**Stored rows:**
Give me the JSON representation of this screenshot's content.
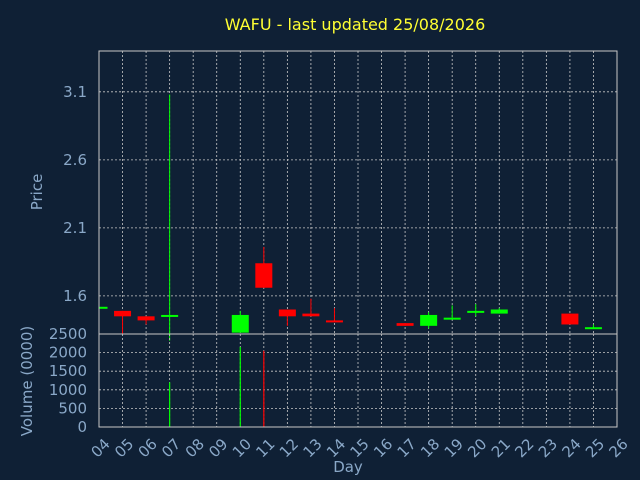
{
  "chart_data": [
    {
      "type": "candlestick",
      "title": "WAFU - last updated 25/08/2026",
      "ylabel": "Price",
      "xlabel": "Day",
      "ylim": [
        1.32,
        3.4
      ],
      "yticks": [
        1.6,
        2.1,
        2.6,
        3.1
      ],
      "ytick_labels": [
        "1.6",
        "2.1",
        "2.6",
        "3.1"
      ],
      "grid": true,
      "x_ticks": [
        "04",
        "05",
        "06",
        "07",
        "08",
        "09",
        "10",
        "11",
        "12",
        "13",
        "14",
        "15",
        "16",
        "17",
        "18",
        "19",
        "20",
        "21",
        "22",
        "23",
        "24",
        "25",
        "26"
      ],
      "candles": [
        {
          "day": "04",
          "open": 1.52,
          "high": 1.52,
          "low": 1.52,
          "close": 1.52
        },
        {
          "day": "05",
          "open": 1.49,
          "high": 1.49,
          "low": 1.32,
          "close": 1.45
        },
        {
          "day": "06",
          "open": 1.45,
          "high": 1.45,
          "low": 1.39,
          "close": 1.42
        },
        {
          "day": "07",
          "open": 1.45,
          "high": 3.08,
          "low": 1.27,
          "close": 1.46
        },
        {
          "day": "10",
          "open": 1.33,
          "high": 1.49,
          "low": 1.33,
          "close": 1.46
        },
        {
          "day": "11",
          "open": 1.84,
          "high": 1.96,
          "low": 1.66,
          "close": 1.66
        },
        {
          "day": "12",
          "open": 1.5,
          "high": 1.5,
          "low": 1.38,
          "close": 1.45
        },
        {
          "day": "13",
          "open": 1.47,
          "high": 1.58,
          "low": 1.45,
          "close": 1.45
        },
        {
          "day": "14",
          "open": 1.42,
          "high": 1.51,
          "low": 1.42,
          "close": 1.41
        },
        {
          "day": "17",
          "open": 1.4,
          "high": 1.4,
          "low": 1.38,
          "close": 1.38
        },
        {
          "day": "18",
          "open": 1.38,
          "high": 1.48,
          "low": 1.36,
          "close": 1.46
        },
        {
          "day": "19",
          "open": 1.44,
          "high": 1.53,
          "low": 1.43,
          "close": 1.44
        },
        {
          "day": "20",
          "open": 1.49,
          "high": 1.54,
          "low": 1.45,
          "close": 1.49
        },
        {
          "day": "21",
          "open": 1.47,
          "high": 1.51,
          "low": 1.47,
          "close": 1.5
        },
        {
          "day": "24",
          "open": 1.47,
          "high": 1.47,
          "low": 1.39,
          "close": 1.39
        },
        {
          "day": "25",
          "open": 1.36,
          "high": 1.39,
          "low": 1.36,
          "close": 1.37
        }
      ],
      "up_color": "#00ff00",
      "down_color": "#ff0000"
    },
    {
      "type": "bar",
      "ylabel": "Volume (0000)",
      "ylim": [
        0,
        2500
      ],
      "yticks": [
        0,
        500,
        1000,
        1500,
        2000,
        2500
      ],
      "ytick_labels": [
        "0",
        "500",
        "1000",
        "1500",
        "2000",
        "2500"
      ],
      "grid": true,
      "bars": [
        {
          "day": "07",
          "value": 1200,
          "color": "#00ff00"
        },
        {
          "day": "10",
          "value": 2150,
          "color": "#00ff00"
        },
        {
          "day": "11",
          "value": 2050,
          "color": "#ff0000"
        }
      ]
    }
  ]
}
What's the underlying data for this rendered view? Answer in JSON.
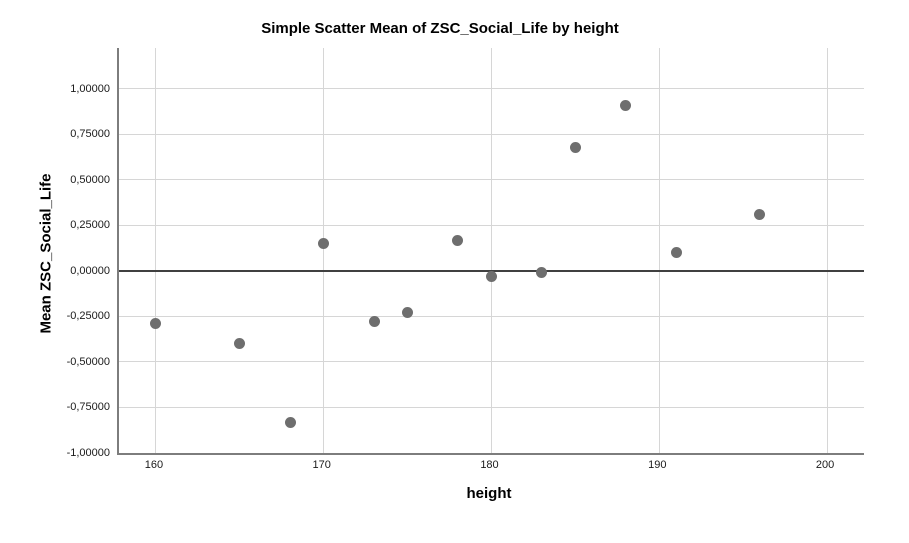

**Written exercise:**
Repeat the entries exactly and keep the pictures out of the copy.

**Solution below:**
Give me the JSON representation of this screenshot's content.
{
  "chart_data": [
    {
      "type": "candlestick",
      "title": "WAFU - last updated 25/08/2026",
      "ylabel": "Price",
      "xlabel": "Day",
      "ylim": [
        1.32,
        3.4
      ],
      "yticks": [
        1.6,
        2.1,
        2.6,
        3.1
      ],
      "ytick_labels": [
        "1.6",
        "2.1",
        "2.6",
        "3.1"
      ],
      "grid": true,
      "x_ticks": [
        "04",
        "05",
        "06",
        "07",
        "08",
        "09",
        "10",
        "11",
        "12",
        "13",
        "14",
        "15",
        "16",
        "17",
        "18",
        "19",
        "20",
        "21",
        "22",
        "23",
        "24",
        "25",
        "26"
      ],
      "candles": [
        {
          "day": "04",
          "open": 1.52,
          "high": 1.52,
          "low": 1.52,
          "close": 1.52
        },
        {
          "day": "05",
          "open": 1.49,
          "high": 1.49,
          "low": 1.32,
          "close": 1.45
        },
        {
          "day": "06",
          "open": 1.45,
          "high": 1.45,
          "low": 1.39,
          "close": 1.42
        },
        {
          "day": "07",
          "open": 1.45,
          "high": 3.08,
          "low": 1.27,
          "close": 1.46
        },
        {
          "day": "10",
          "open": 1.33,
          "high": 1.49,
          "low": 1.33,
          "close": 1.46
        },
        {
          "day": "11",
          "open": 1.84,
          "high": 1.96,
          "low": 1.66,
          "close": 1.66
        },
        {
          "day": "12",
          "open": 1.5,
          "high": 1.5,
          "low": 1.38,
          "close": 1.45
        },
        {
          "day": "13",
          "open": 1.47,
          "high": 1.58,
          "low": 1.45,
          "close": 1.45
        },
        {
          "day": "14",
          "open": 1.42,
          "high": 1.51,
          "low": 1.42,
          "close": 1.41
        },
        {
          "day": "17",
          "open": 1.4,
          "high": 1.4,
          "low": 1.38,
          "close": 1.38
        },
        {
          "day": "18",
          "open": 1.38,
          "high": 1.48,
          "low": 1.36,
          "close": 1.46
        },
        {
          "day": "19",
          "open": 1.44,
          "high": 1.53,
          "low": 1.43,
          "close": 1.44
        },
        {
          "day": "20",
          "open": 1.49,
          "high": 1.54,
          "low": 1.45,
          "close": 1.49
        },
        {
          "day": "21",
          "open": 1.47,
          "high": 1.51,
          "low": 1.47,
          "close": 1.5
        },
        {
          "day": "24",
          "open": 1.47,
          "high": 1.47,
          "low": 1.39,
          "close": 1.39
        },
        {
          "day": "25",
          "open": 1.36,
          "high": 1.39,
          "low": 1.36,
          "close": 1.37
        }
      ],
      "up_color": "#00ff00",
      "down_color": "#ff0000"
    },
    {
      "type": "bar",
      "ylabel": "Volume (0000)",
      "ylim": [
        0,
        2500
      ],
      "yticks": [
        0,
        500,
        1000,
        1500,
        2000,
        2500
      ],
      "ytick_labels": [
        "0",
        "500",
        "1000",
        "1500",
        "2000",
        "2500"
      ],
      "grid": true,
      "bars": [
        {
          "day": "07",
          "value": 1200,
          "color": "#00ff00"
        },
        {
          "day": "10",
          "value": 2150,
          "color": "#00ff00"
        },
        {
          "day": "11",
          "value": 2050,
          "color": "#ff0000"
        }
      ]
    }
  ]
}
What's the underlying data for this rendered view? Answer in JSON.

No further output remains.